Collected data

>> start

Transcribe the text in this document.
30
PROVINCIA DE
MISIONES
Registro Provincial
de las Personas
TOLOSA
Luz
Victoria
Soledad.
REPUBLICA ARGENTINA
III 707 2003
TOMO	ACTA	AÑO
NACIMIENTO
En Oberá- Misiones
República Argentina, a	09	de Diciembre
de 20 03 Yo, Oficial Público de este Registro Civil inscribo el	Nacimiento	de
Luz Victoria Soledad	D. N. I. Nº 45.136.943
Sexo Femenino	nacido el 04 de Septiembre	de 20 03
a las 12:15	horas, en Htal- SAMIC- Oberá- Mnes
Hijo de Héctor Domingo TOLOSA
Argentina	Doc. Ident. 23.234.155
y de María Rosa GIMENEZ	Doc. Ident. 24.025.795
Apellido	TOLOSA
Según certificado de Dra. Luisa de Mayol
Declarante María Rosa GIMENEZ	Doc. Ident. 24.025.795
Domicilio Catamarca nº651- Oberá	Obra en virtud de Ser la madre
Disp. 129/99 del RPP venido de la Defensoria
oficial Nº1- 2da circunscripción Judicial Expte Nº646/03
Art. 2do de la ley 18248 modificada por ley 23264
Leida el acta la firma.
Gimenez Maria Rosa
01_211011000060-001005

>> end

• **Short problem**: Each record above should be repeated exactly as it appears.

• **Solution**:
Transcribe the text in this document.
30
PROVINCIA DE
MISIONES
Registro Provincial
de las Personas
TOLOSA
Luz
Victoria
Soledad.
REPUBLICA ARGENTINA
III 707 2003
TOMO	ACTA	AÑO
NACIMIENTO
En Oberá- Misiones
República Argentina, a	09	de Diciembre
de 20 03 Yo, Oficial Público de este Registro Civil inscribo el	Nacimiento	de
Luz Victoria Soledad	D. N. I. Nº 45.136.943
Sexo Femenino	nacido el 04 de Septiembre	de 20 03
a las 12:15	horas, en Htal- SAMIC- Oberá- Mnes
Hijo de Héctor Domingo TOLOSA
Argentina	Doc. Ident. 23.234.155
y de María Rosa GIMENEZ	Doc. Ident. 24.025.795
Apellido	TOLOSA
Según certificado de Dra. Luisa de Mayol
Declarante María Rosa GIMENEZ	Doc. Ident. 24.025.795
Domicilio Catamarca nº651- Oberá	Obra en virtud de Ser la madre
Disp. 129/99 del RPP venido de la Defensoria
oficial Nº1- 2da circunscripción Judicial Expte Nº646/03
Art. 2do de la ley 18248 modificada por ley 23264
Leida el acta la firma.
Gimenez Maria Rosa
01_211011000060-001005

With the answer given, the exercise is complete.